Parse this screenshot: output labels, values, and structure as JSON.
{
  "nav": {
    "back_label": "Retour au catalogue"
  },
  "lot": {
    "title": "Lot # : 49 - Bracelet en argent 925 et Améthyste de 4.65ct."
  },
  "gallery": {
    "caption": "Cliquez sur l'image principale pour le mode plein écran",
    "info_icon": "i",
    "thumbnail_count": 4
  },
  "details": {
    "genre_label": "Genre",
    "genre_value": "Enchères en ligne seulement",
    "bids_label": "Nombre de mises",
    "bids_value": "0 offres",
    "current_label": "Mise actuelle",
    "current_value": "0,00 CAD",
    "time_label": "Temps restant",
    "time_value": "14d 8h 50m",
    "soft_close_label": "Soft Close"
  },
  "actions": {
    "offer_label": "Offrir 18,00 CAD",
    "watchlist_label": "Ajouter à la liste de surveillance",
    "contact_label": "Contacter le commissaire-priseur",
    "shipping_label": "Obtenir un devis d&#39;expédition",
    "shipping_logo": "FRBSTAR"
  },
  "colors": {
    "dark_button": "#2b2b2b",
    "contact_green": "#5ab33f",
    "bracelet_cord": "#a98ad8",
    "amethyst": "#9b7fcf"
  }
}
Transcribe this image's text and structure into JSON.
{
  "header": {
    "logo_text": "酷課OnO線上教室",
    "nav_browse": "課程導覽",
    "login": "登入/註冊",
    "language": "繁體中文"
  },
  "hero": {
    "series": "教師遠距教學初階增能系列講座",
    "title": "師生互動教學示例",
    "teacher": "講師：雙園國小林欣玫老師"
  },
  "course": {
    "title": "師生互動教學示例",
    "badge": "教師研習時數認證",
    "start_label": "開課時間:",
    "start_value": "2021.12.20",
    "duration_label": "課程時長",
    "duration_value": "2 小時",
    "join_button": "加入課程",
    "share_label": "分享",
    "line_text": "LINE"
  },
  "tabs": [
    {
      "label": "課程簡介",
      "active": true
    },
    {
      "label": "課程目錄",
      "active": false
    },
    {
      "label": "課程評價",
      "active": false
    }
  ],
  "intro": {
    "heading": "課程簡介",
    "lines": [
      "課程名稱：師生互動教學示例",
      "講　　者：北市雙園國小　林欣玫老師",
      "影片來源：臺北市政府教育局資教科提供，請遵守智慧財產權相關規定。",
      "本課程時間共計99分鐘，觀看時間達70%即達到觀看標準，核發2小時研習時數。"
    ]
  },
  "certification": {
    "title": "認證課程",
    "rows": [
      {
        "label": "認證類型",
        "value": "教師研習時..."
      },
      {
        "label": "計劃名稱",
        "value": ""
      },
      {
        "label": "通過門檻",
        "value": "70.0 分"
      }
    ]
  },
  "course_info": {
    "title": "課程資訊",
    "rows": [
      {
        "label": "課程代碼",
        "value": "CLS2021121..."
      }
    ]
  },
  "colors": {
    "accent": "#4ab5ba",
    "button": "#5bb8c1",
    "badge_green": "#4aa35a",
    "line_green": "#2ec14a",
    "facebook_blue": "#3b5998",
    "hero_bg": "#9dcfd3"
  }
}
-- -- --
■ AIM: Restate the data above word for word.

■ FULL SOLUTION:
Parse this screenshot: output labels, values, and structure as JSON.
{
  "nav": {
    "back_label": "Retour au catalogue"
  },
  "lot": {
    "title": "Lot # : 49 - Bracelet en argent 925 et Améthyste de 4.65ct."
  },
  "gallery": {
    "caption": "Cliquez sur l'image principale pour le mode plein écran",
    "info_icon": "i",
    "thumbnail_count": 4
  },
  "details": {
    "genre_label": "Genre",
    "genre_value": "Enchères en ligne seulement",
    "bids_label": "Nombre de mises",
    "bids_value": "0 offres",
    "current_label": "Mise actuelle",
    "current_value": "0,00 CAD",
    "time_label": "Temps restant",
    "time_value": "14d 8h 50m",
    "soft_close_label": "Soft Close"
  },
  "actions": {
    "offer_label": "Offrir 18,00 CAD",
    "watchlist_label": "Ajouter à la liste de surveillance",
    "contact_label": "Contacter le commissaire-priseur",
    "shipping_label": "Obtenir un devis d&#39;expédition",
    "shipping_logo": "FRBSTAR"
  },
  "colors": {
    "dark_button": "#2b2b2b",
    "contact_green": "#5ab33f",
    "bracelet_cord": "#a98ad8",
    "amethyst": "#9b7fcf"
  }
}
Transcribe this image's text and structure into JSON.
{
  "header": {
    "logo_text": "酷課OnO線上教室",
    "nav_browse": "課程導覽",
    "login": "登入/註冊",
    "language": "繁體中文"
  },
  "hero": {
    "series": "教師遠距教學初階增能系列講座",
    "title": "師生互動教學示例",
    "teacher": "講師：雙園國小林欣玫老師"
  },
  "course": {
    "title": "師生互動教學示例",
    "badge": "教師研習時數認證",
    "start_label": "開課時間:",
    "start_value": "2021.12.20",
    "duration_label": "課程時長",
    "duration_value": "2 小時",
    "join_button": "加入課程",
    "share_label": "分享",
    "line_text": "LINE"
  },
  "tabs": [
    {
      "label": "課程簡介",
      "active": true
    },
    {
      "label": "課程目錄",
      "active": false
    },
    {
      "label": "課程評價",
      "active": false
    }
  ],
  "intro": {
    "heading": "課程簡介",
    "lines": [
      "課程名稱：師生互動教學示例",
      "講　　者：北市雙園國小　林欣玫老師",
      "影片來源：臺北市政府教育局資教科提供，請遵守智慧財產權相關規定。",
      "本課程時間共計99分鐘，觀看時間達70%即達到觀看標準，核發2小時研習時數。"
    ]
  },
  "certification": {
    "title": "認證課程",
    "rows": [
      {
        "label": "認證類型",
        "value": "教師研習時..."
      },
      {
        "label": "計劃名稱",
        "value": ""
      },
      {
        "label": "通過門檻",
        "value": "70.0 分"
      }
    ]
  },
  "course_info": {
    "title": "課程資訊",
    "rows": [
      {
        "label": "課程代碼",
        "value": "CLS2021121..."
      }
    ]
  },
  "colors": {
    "accent": "#4ab5ba",
    "button": "#5bb8c1",
    "badge_green": "#4aa35a",
    "line_green": "#2ec14a",
    "facebook_blue": "#3b5998",
    "hero_bg": "#9dcfd3"
  }
}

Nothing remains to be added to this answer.